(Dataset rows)

--- begin ---

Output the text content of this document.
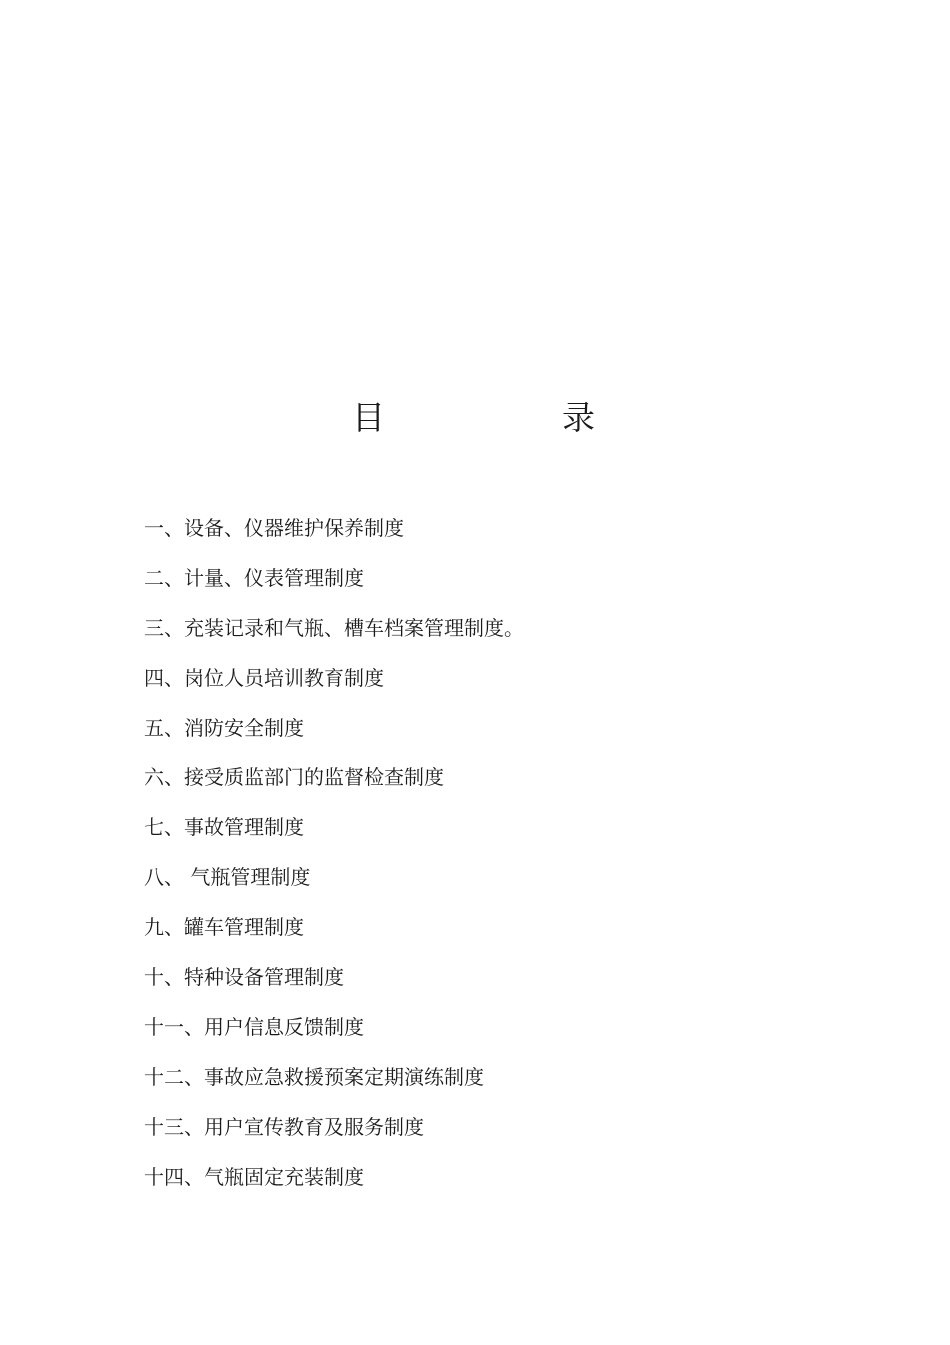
目	录
一、设备、仪器维护保养制度
二、计量、仪表管理制度
三、充装记录和气瓶、槽车档案管理制度。
四、岗位人员培训教育制度
五、消防安全制度
六、接受质监部门的监督检查制度
七、事故管理制度
八、 气瓶管理制度
九、罐车管理制度
十、特种设备管理制度
十一、用户信息反馈制度
十二、事故应急救援预案定期演练制度
十三、用户宣传教育及服务制度
十四、气瓶固定充装制度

--- end ---

Brief: Using the data above, write out every line exactly, leaving the images behind.

Completed exercise:
Output the text content of this document.
目	录
一、设备、仪器维护保养制度
二、计量、仪表管理制度
三、充装记录和气瓶、槽车档案管理制度。
四、岗位人员培训教育制度
五、消防安全制度
六、接受质监部门的监督检查制度
七、事故管理制度
八、 气瓶管理制度
九、罐车管理制度
十、特种设备管理制度
十一、用户信息反馈制度
十二、事故应急救援预案定期演练制度
十三、用户宣传教育及服务制度
十四、气瓶固定充装制度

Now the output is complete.